(Extracted data entries)
◇ ◇ ◇ ◇ ◇ ◇ ◇
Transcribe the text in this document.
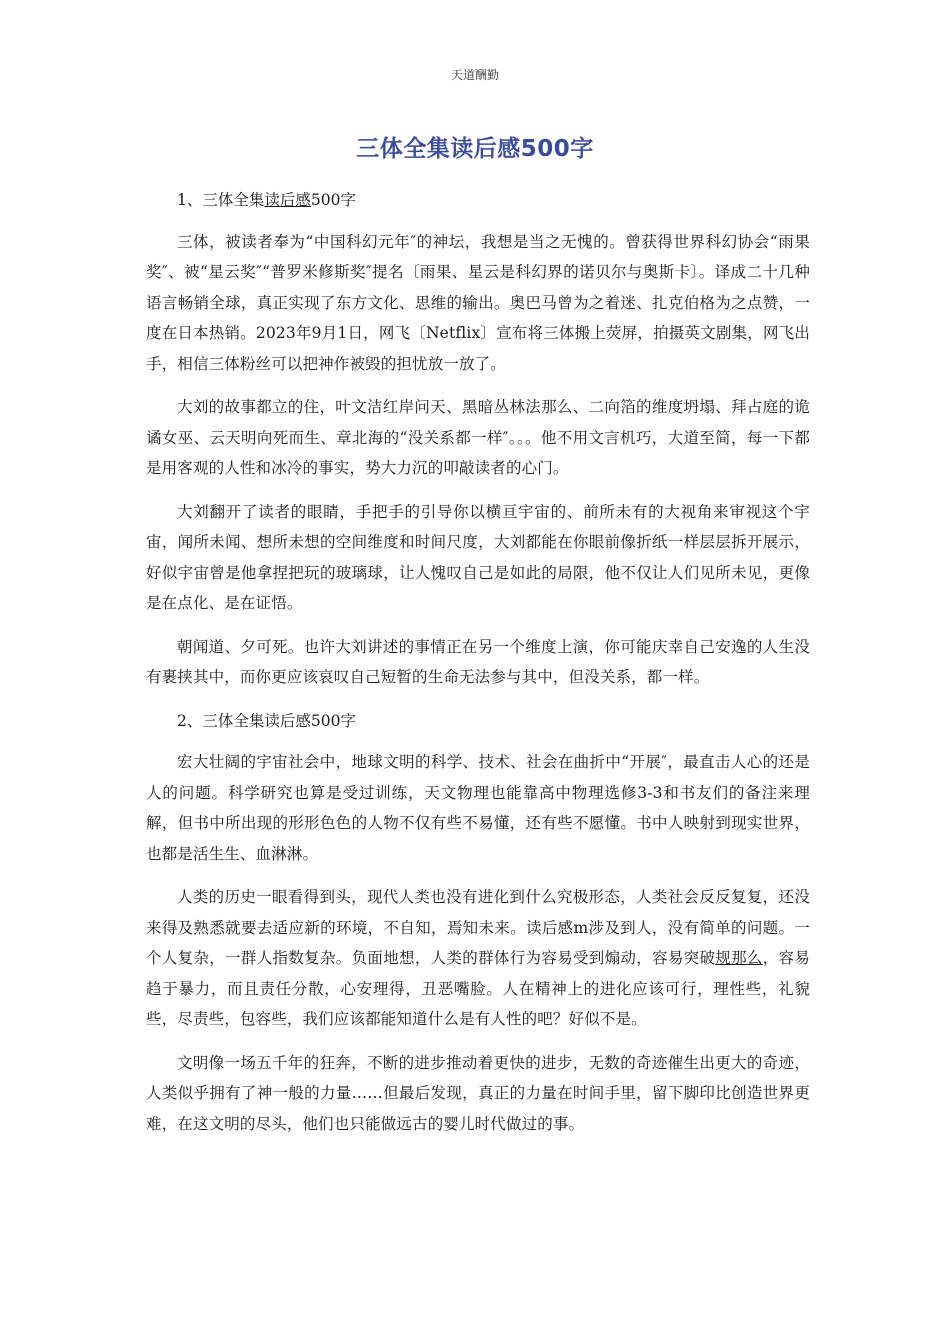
天道酬勤
三体全集读后感500字

1、三体全集读后感500字

三体，被读者奉为“中国科幻元年″的神坛，我想是当之无愧的。曾获得世界科幻协会“雨果奖″、被“星云奖″“普罗米修斯奖″提名〔雨果、星云是科幻界的诺贝尔与奥斯卡〕。译成二十几种语言畅销全球，真正实现了东方文化、思维的输出。奥巴马曾为之着迷、扎克伯格为之点赞，一度在日本热销。2023年9月1日，网飞〔Netflix〕宣布将三体搬上荧屏，拍摄英文剧集，网飞出手，相信三体粉丝可以把神作被毁的担忧放一放了。

大刘的故事都立的住，叶文洁红岸问天、黑暗丛林法那么、二向箔的维度坍塌、拜占庭的诡谲女巫、云天明向死而生、章北海的“没关系都一样″。。。他不用文言机巧，大道至简，每一下都是用客观的人性和冰冷的事实，势大力沉的叩敲读者的心门。

大刘翻开了读者的眼睛，手把手的引导你以横亘宇宙的、前所未有的大视角来审视这个宇宙，闻所未闻、想所未想的空间维度和时间尺度，大刘都能在你眼前像折纸一样层层拆开展示，好似宇宙曾是他拿捏把玩的玻璃球，让人愧叹自己是如此的局限，他不仅让人们见所未见，更像是在点化、是在证悟。

朝闻道、夕可死。也许大刘讲述的事情正在另一个维度上演，你可能庆幸自己安逸的人生没有裹挟其中，而你更应该哀叹自己短暂的生命无法参与其中，但没关系，都一样。

2、三体全集读后感500字

宏大壮阔的宇宙社会中，地球文明的科学、技术、社会在曲折中“开展″，最直击人心的还是人的问题。科学研究也算是受过训练，天文物理也能靠高中物理选修3-3和书友们的备注来理解，但书中所出现的形形色色的人物不仅有些不易懂，还有些不愿懂。书中人映射到现实世界，也都是活生生、血淋淋。

人类的历史一眼看得到头，现代人类也没有进化到什么究极形态，人类社会反反复复，还没来得及熟悉就要去适应新的环境，不自知，焉知未来。读后感m涉及到人，没有简单的问题。一个人复杂，一群人指数复杂。负面地想，人类的群体行为容易受到煽动，容易突破规那么，容易趋于暴力，而且责任分散，心安理得，丑恶嘴脸。人在精神上的进化应该可行，理性些，礼貌些，尽责些，包容些，我们应该都能知道什么是有人性的吧？好似不是。

文明像一场五千年的狂奔，不断的进步推动着更快的进步，无数的奇迹催生出更大的奇迹，人类似乎拥有了神一般的力量……但最后发现，真正的力量在时间手里，留下脚印比创造世界更难，在这文明的尽头，他们也只能做远古的婴儿时代做过的事。
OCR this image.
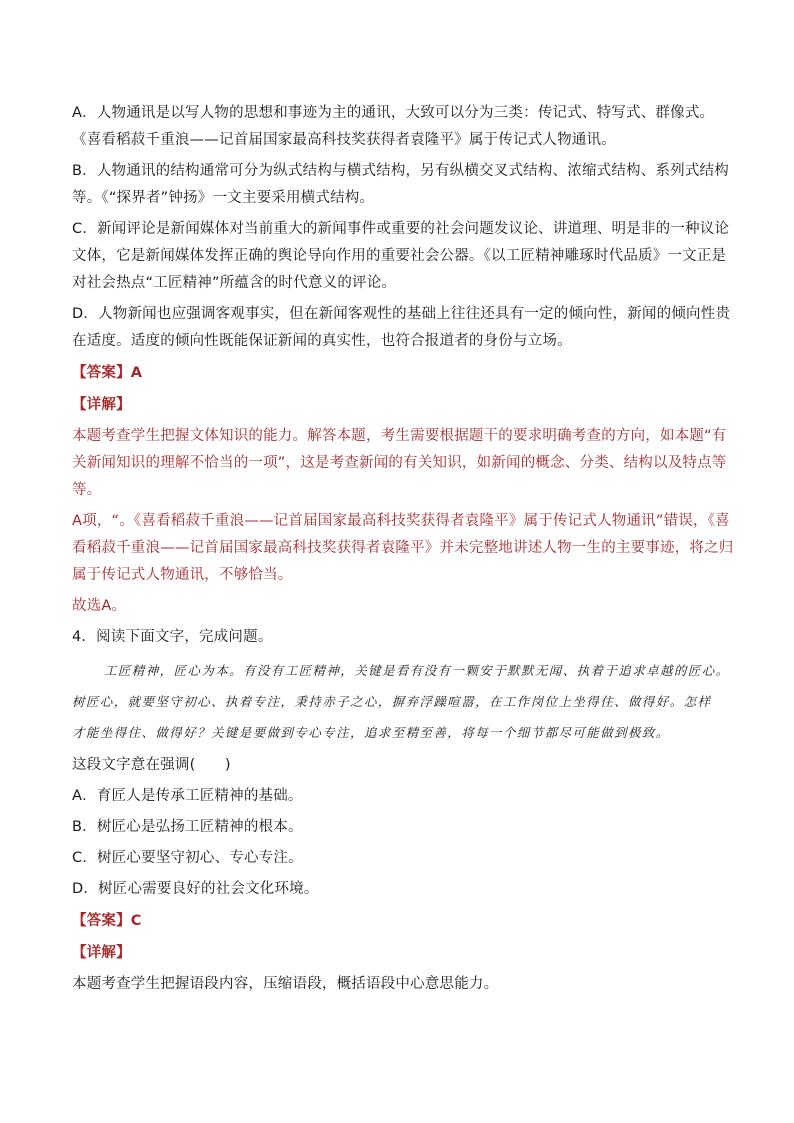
A．人物通讯是以写人物的思想和事迹为主的通讯，大致可以分为三类：传记式、特写式、群像式。《喜看稻菽千重浪——记首届国家最高科技奖获得者袁隆平》属于传记式人物通讯。

B．人物通讯的结构通常可分为纵式结构与横式结构，另有纵横交叉式结构、浓缩式结构、系列式结构等。《“探界者”钟扬》一文主要采用横式结构。

C．新闻评论是新闻媒体对当前重大的新闻事件或重要的社会问题发议论、讲道理、明是非的一种议论文体，它是新闻媒体发挥正确的舆论导向作用的重要社会公器。《以工匠精神雕琢时代品质》一文正是对社会热点“工匠精神”所蕴含的时代意义的评论。

D．人物新闻也应强调客观事实，但在新闻客观性的基础上往往还具有一定的倾向性，新闻的倾向性贵在适度。适度的倾向性既能保证新闻的真实性，也符合报道者的身份与立场。

【答案】A

【详解】

本题考查学生把握文体知识的能力。解答本题，考生需要根据题干的要求明确考查的方向，如本题“有关新闻知识的理解不恰当的一项”，这是考查新闻的有关知识，如新闻的概念、分类、结构以及特点等等。

A项，“。《喜看稻菽千重浪——记首届国家最高科技奖获得者袁隆平》属于传记式人物通讯”错误，《喜看稻菽千重浪——记首届国家最高科技奖获得者袁隆平》并未完整地讲述人物一生的主要事迹，将之归属于传记式人物通讯，不够恰当。

故选A。

4．阅读下面文字，完成问题。

工匠精神，匠心为本。有没有工匠精神，关键是看有没有一颗安于默默无闻、执着于追求卓越的匠心。
树匠心，就要坚守初心、执着专注，秉持赤子之心，摒弃浮躁喧嚣，在工作岗位上坐得住、做得好。怎样
才能坐得住、做得好？关键是要做到专心专注，追求至精至善，将每一个细节都尽可能做到极致。

这段文字意在强调(　　)

A．育匠人是传承工匠精神的基础。

B．树匠心是弘扬工匠精神的根本。

C．树匠心要坚守初心、专心专注。

D．树匠心需要良好的社会文化环境。

【答案】C

【详解】

本题考查学生把握语段内容，压缩语段，概括语段中心意思能力。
◇ ◇ ◇ ◇ ◇ ◇ ◇
**REQUIRED WORK:**
Without including any pictures, please restate all the records exactly.

**CORRECT RESPONSE:**
Transcribe the text in this document.
天道酬勤
三体全集读后感500字

1、三体全集读后感500字

三体，被读者奉为“中国科幻元年″的神坛，我想是当之无愧的。曾获得世界科幻协会“雨果奖″、被“星云奖″“普罗米修斯奖″提名〔雨果、星云是科幻界的诺贝尔与奥斯卡〕。译成二十几种语言畅销全球，真正实现了东方文化、思维的输出。奥巴马曾为之着迷、扎克伯格为之点赞，一度在日本热销。2023年9月1日，网飞〔Netflix〕宣布将三体搬上荧屏，拍摄英文剧集，网飞出手，相信三体粉丝可以把神作被毁的担忧放一放了。

大刘的故事都立的住，叶文洁红岸问天、黑暗丛林法那么、二向箔的维度坍塌、拜占庭的诡谲女巫、云天明向死而生、章北海的“没关系都一样″。。。他不用文言机巧，大道至简，每一下都是用客观的人性和冰冷的事实，势大力沉的叩敲读者的心门。

大刘翻开了读者的眼睛，手把手的引导你以横亘宇宙的、前所未有的大视角来审视这个宇宙，闻所未闻、想所未想的空间维度和时间尺度，大刘都能在你眼前像折纸一样层层拆开展示，好似宇宙曾是他拿捏把玩的玻璃球，让人愧叹自己是如此的局限，他不仅让人们见所未见，更像是在点化、是在证悟。

朝闻道、夕可死。也许大刘讲述的事情正在另一个维度上演，你可能庆幸自己安逸的人生没有裹挟其中，而你更应该哀叹自己短暂的生命无法参与其中，但没关系，都一样。

2、三体全集读后感500字

宏大壮阔的宇宙社会中，地球文明的科学、技术、社会在曲折中“开展″，最直击人心的还是人的问题。科学研究也算是受过训练，天文物理也能靠高中物理选修3-3和书友们的备注来理解，但书中所出现的形形色色的人物不仅有些不易懂，还有些不愿懂。书中人映射到现实世界，也都是活生生、血淋淋。

人类的历史一眼看得到头，现代人类也没有进化到什么究极形态，人类社会反反复复，还没来得及熟悉就要去适应新的环境，不自知，焉知未来。读后感m涉及到人，没有简单的问题。一个人复杂，一群人指数复杂。负面地想，人类的群体行为容易受到煽动，容易突破规那么，容易趋于暴力，而且责任分散，心安理得，丑恶嘴脸。人在精神上的进化应该可行，理性些，礼貌些，尽责些，包容些，我们应该都能知道什么是有人性的吧？好似不是。

文明像一场五千年的狂奔，不断的进步推动着更快的进步，无数的奇迹催生出更大的奇迹，人类似乎拥有了神一般的力量……但最后发现，真正的力量在时间手里，留下脚印比创造世界更难，在这文明的尽头，他们也只能做远古的婴儿时代做过的事。
OCR this image.
A．人物通讯是以写人物的思想和事迹为主的通讯，大致可以分为三类：传记式、特写式、群像式。《喜看稻菽千重浪——记首届国家最高科技奖获得者袁隆平》属于传记式人物通讯。

B．人物通讯的结构通常可分为纵式结构与横式结构，另有纵横交叉式结构、浓缩式结构、系列式结构等。《“探界者”钟扬》一文主要采用横式结构。

C．新闻评论是新闻媒体对当前重大的新闻事件或重要的社会问题发议论、讲道理、明是非的一种议论文体，它是新闻媒体发挥正确的舆论导向作用的重要社会公器。《以工匠精神雕琢时代品质》一文正是对社会热点“工匠精神”所蕴含的时代意义的评论。

D．人物新闻也应强调客观事实，但在新闻客观性的基础上往往还具有一定的倾向性，新闻的倾向性贵在适度。适度的倾向性既能保证新闻的真实性，也符合报道者的身份与立场。

【答案】A

【详解】

本题考查学生把握文体知识的能力。解答本题，考生需要根据题干的要求明确考查的方向，如本题“有关新闻知识的理解不恰当的一项”，这是考查新闻的有关知识，如新闻的概念、分类、结构以及特点等等。

A项，“。《喜看稻菽千重浪——记首届国家最高科技奖获得者袁隆平》属于传记式人物通讯”错误，《喜看稻菽千重浪——记首届国家最高科技奖获得者袁隆平》并未完整地讲述人物一生的主要事迹，将之归属于传记式人物通讯，不够恰当。

故选A。

4．阅读下面文字，完成问题。

工匠精神，匠心为本。有没有工匠精神，关键是看有没有一颗安于默默无闻、执着于追求卓越的匠心。
树匠心，就要坚守初心、执着专注，秉持赤子之心，摒弃浮躁喧嚣，在工作岗位上坐得住、做得好。怎样
才能坐得住、做得好？关键是要做到专心专注，追求至精至善，将每一个细节都尽可能做到极致。

这段文字意在强调(　　)

A．育匠人是传承工匠精神的基础。

B．树匠心是弘扬工匠精神的根本。

C．树匠心要坚守初心、专心专注。

D．树匠心需要良好的社会文化环境。

【答案】C

【详解】

本题考查学生把握语段内容，压缩语段，概括语段中心意思能力。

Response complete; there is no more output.